TAREFAS PROPOSTAS:
**1.** Com base na entrevista sobre quadrinhos, responda:
(a) Que tipo de quadrinho o entrevistado aponta como o futuro dos quadrinhos voltados para um público amplo?
(b) Segundo o entrevistado, qual símbolo do Justiceiro era apropriado por policiais corruptos na série "Demolidor: Renascido"?
(c) Em que ano foi publicada a edição 200 da Liga da Justiça da América?
**2.** Prossiga a entrevista sobre quadrinhos a partir da última frase apresentada, mantendo o tom da conversa.

TRECHO DO DOCUMENTO:

┌────────

Com maior o custo, menos pessoas podem acessar o conteúdo...
Fica muito complicado alcançar um público grande. Hoje em dia, o interesse é maior por quadrinhos realmente acessíveis, como o mangá. Eu diria que o mangá é o futuro dos quadrinhos voltados para um público amplo.

O senhor se posiciona politicamente em suas redes sociais. Acha que os quadrinhos podem ainda explorar essa questão?
Os quadrinhos são escritos por pessoas progressistas. E o ponto de vista que eles representam é progressista. Assim é o leitor mais velho, que provavelmente já está de acordo com isso, embora sempre haja uma parte do público que resista a essas visões. Isso era verdade na minha época e ainda é verdade agora. Isso tem influência, mas menos do que quando alcançávamos crianças de 10 a 13 anos. É algo que me entristece, é uma pena que não consigamos atingir um público maior.

 

Capa de 'O Espetacular Homem-Aranha' 129, de 1974, com a primeira aparição do Justiceiro — Foto: Reprodução

Policiais que reprimiram movimentos ligados ao Black Lives Matter usaram o símbolo do Justiceiro. O senhor acha que poderia ter feito diferente para evitar essa associação?
Ele foi criado para ser um vilão e se tornou um anti-herói, mas nunca representou um ponto de vista justo ou virtuoso. Era emocionalmente destruído, e usava a violência como sua arma. Mas tinha um código claramente definido: não estava necessariamente do lado da lei. Estava do lado da desordem. Na minha visão, era mais provável que atacasse a estrutura política, as forças da lei. Eu gostei muito do que fizeram na série “Demolidor: Renascido”. Eles pegaram o Justiceiro e mostraram como seu símbolo, o crânio, era apropriado por policiais corruptos. No final disso tudo, ele fez um discurso apaixonado, desafiador, em que basicamente disse: “Vocês estão errados. Vocês não me conhecem. Vocês não sabem a dor pela qual eu passei.” Ele rejeitou aquilo, aquele uso, completamente. Foi uma decisão muito acertada da Marvel.

Tem algo de que se orgulhe especialmente em sua carreira?
A morte da Gwen Stacy (assassinada pelo Duende Verde em uma história de 1973 do Homem-Aranha) foi uma conquista verdadeira. Também tenho muito orgulho de coisas que são um pouco menos reconhecidas, mesmo sendo importantes, como a edição 200 da Liga da Justiça da América (de 1982). Aquilo combinava meu amor pela “liga” original” pelas histórias escritas por Gardner Fox (1911-1986), e minha admiração pelos artistas que trabalharam nesses personagens ao longo dos anos.

Tenho muito orgulho do “Esquadrão Atari”, uma mistura estranha feita por motivos comerciais, mas que deu muito certo criativamente com o José García-López. Tenho orgulho de “Cinder and Ashe” (1988), outra produção minha com o García-López. Na verdade, tenho orgulho de quase todas as colaborações que tive com ele. E do meu trabalho no retorno à série do Homem-Aranha no final dos anos 1980. Escrevi de um ponto de vista mais maduro, porque era mais maduro.

└────────

Listagens de elementos e regiões:
┌────────

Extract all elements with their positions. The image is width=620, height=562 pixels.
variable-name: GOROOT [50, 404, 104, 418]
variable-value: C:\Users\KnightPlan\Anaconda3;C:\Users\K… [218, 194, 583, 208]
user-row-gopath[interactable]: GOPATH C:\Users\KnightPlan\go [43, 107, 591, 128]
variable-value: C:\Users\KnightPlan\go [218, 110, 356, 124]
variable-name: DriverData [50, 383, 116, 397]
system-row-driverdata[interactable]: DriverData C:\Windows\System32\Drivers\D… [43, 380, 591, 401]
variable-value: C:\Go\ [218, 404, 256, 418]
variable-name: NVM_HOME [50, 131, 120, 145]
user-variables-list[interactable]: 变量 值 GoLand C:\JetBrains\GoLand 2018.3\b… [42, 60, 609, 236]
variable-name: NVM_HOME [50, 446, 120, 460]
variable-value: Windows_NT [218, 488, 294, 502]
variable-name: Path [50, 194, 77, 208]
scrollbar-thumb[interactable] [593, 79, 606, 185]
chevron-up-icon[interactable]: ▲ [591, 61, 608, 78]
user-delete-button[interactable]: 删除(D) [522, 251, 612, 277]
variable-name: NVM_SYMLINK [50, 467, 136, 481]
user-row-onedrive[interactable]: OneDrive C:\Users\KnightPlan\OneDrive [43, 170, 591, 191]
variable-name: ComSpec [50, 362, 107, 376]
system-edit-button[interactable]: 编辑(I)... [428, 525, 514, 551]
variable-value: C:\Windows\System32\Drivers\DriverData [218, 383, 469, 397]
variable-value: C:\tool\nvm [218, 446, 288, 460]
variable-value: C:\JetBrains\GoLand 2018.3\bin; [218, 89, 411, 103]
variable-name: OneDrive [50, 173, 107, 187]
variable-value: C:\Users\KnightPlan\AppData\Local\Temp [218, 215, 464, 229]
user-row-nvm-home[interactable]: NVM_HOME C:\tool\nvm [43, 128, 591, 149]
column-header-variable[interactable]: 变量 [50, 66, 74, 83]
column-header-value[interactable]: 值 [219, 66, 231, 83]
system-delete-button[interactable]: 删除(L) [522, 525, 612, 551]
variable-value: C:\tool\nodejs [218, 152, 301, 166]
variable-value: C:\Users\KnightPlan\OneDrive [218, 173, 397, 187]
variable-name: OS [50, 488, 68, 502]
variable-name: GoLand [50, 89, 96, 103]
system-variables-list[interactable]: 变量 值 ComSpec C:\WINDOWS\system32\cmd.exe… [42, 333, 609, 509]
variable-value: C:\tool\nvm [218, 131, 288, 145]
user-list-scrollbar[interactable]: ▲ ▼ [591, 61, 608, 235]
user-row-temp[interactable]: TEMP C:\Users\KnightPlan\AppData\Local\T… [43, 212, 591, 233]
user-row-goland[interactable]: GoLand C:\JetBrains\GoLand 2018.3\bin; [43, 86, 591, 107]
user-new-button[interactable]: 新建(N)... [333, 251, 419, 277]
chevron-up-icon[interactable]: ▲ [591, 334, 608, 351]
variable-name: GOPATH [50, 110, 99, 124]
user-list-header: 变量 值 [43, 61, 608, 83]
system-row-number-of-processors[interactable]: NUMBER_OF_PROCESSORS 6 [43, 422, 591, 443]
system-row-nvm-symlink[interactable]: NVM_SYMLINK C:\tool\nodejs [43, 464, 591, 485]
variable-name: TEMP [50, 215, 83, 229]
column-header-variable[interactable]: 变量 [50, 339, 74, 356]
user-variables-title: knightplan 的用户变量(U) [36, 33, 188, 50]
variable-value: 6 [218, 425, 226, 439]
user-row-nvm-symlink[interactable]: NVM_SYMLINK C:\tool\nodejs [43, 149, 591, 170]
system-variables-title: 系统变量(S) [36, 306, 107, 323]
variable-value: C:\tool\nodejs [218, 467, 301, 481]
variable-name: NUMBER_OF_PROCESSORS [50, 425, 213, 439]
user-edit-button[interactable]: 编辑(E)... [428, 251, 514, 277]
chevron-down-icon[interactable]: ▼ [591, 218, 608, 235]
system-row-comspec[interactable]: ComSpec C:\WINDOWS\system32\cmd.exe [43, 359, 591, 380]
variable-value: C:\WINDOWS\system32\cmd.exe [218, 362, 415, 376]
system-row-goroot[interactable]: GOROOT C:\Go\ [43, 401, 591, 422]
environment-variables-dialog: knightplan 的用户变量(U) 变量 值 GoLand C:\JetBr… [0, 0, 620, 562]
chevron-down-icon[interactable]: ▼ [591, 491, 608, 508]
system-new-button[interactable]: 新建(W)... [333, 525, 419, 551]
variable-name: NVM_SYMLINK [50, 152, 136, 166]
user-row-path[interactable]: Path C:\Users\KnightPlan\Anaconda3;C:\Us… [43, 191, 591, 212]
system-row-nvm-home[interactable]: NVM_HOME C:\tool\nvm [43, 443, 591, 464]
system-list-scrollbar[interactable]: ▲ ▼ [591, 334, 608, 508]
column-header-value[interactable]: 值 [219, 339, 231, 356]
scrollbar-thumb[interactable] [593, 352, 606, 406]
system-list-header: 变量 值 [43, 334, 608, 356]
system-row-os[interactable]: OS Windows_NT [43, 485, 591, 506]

└────────
┌────────

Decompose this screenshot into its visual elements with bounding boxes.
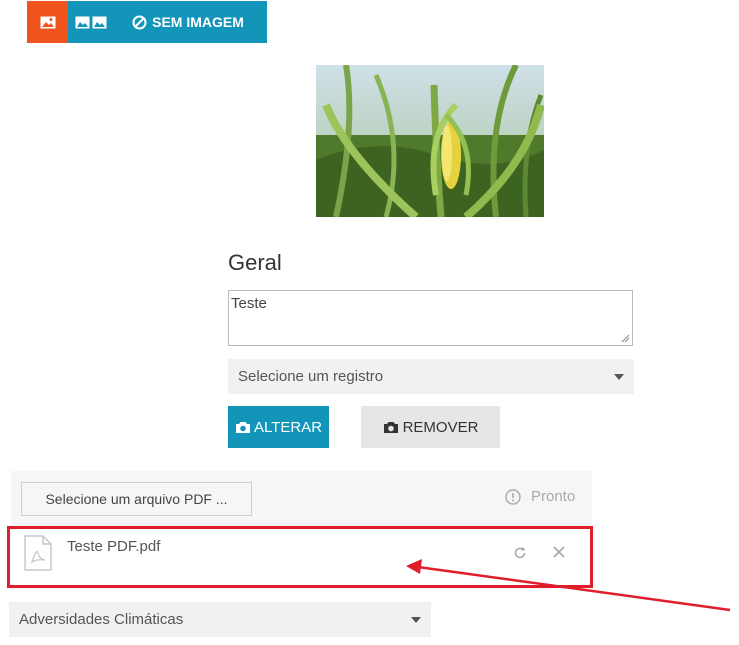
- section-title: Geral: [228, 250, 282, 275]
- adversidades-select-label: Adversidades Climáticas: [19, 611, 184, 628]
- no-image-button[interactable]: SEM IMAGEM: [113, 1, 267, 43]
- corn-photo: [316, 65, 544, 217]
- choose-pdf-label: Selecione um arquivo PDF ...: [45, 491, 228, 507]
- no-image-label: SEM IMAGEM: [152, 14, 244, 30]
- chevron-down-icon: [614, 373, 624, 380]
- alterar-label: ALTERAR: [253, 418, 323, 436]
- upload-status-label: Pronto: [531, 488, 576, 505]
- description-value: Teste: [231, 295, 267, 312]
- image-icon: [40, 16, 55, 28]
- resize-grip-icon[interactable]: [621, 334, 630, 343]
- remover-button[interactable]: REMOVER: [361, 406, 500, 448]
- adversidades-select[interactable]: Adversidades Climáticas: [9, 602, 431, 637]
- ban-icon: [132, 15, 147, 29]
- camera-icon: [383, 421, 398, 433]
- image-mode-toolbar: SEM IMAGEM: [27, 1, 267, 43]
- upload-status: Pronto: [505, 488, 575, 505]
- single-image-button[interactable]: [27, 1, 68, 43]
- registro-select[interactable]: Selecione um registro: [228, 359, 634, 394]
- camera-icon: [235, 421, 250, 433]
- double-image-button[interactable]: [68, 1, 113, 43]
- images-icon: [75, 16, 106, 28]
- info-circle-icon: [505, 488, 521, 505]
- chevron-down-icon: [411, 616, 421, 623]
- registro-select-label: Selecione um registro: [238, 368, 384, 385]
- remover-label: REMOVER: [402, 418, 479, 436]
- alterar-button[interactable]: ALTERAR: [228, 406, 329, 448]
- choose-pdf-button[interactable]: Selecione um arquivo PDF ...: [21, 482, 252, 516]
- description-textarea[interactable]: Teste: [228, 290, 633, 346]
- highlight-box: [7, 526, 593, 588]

└────────

RESPOSTAS POR TAREFA:
**1.**
(a) O mangá.
(b) O crânio.
(c) Em 1982.

**2.**
Mas Gwen não era tão importante no quadrinho, certo?
Eu costumava dizer que a Gwen causou mais impacto com a sua morte do que em vida. Ela não era uma personagem particularmente interessante, e foi por isso que eu estava disposto a matá-la. Me sentia muito mais atraído pela Mary Jane como um potencial, não exatamente uma antagonista, mas um desafio para o Peter Parker, que o ajudava a amadurecer. O que refletia um pouco o momento em que eu estava na minha vida. Eu tinha uns 20 anos, 19 anos, e estava tentando entender as coisas. Tentando crescer, e foi daí que isso veio.

 

A Poderosa, da DC Comics — Foto: Reprodução

Os seios da sua personagem Poderosa cresciam a cada nova história. Isso pode ser considerado sexismo? O senhor já ouviu críticas por isso?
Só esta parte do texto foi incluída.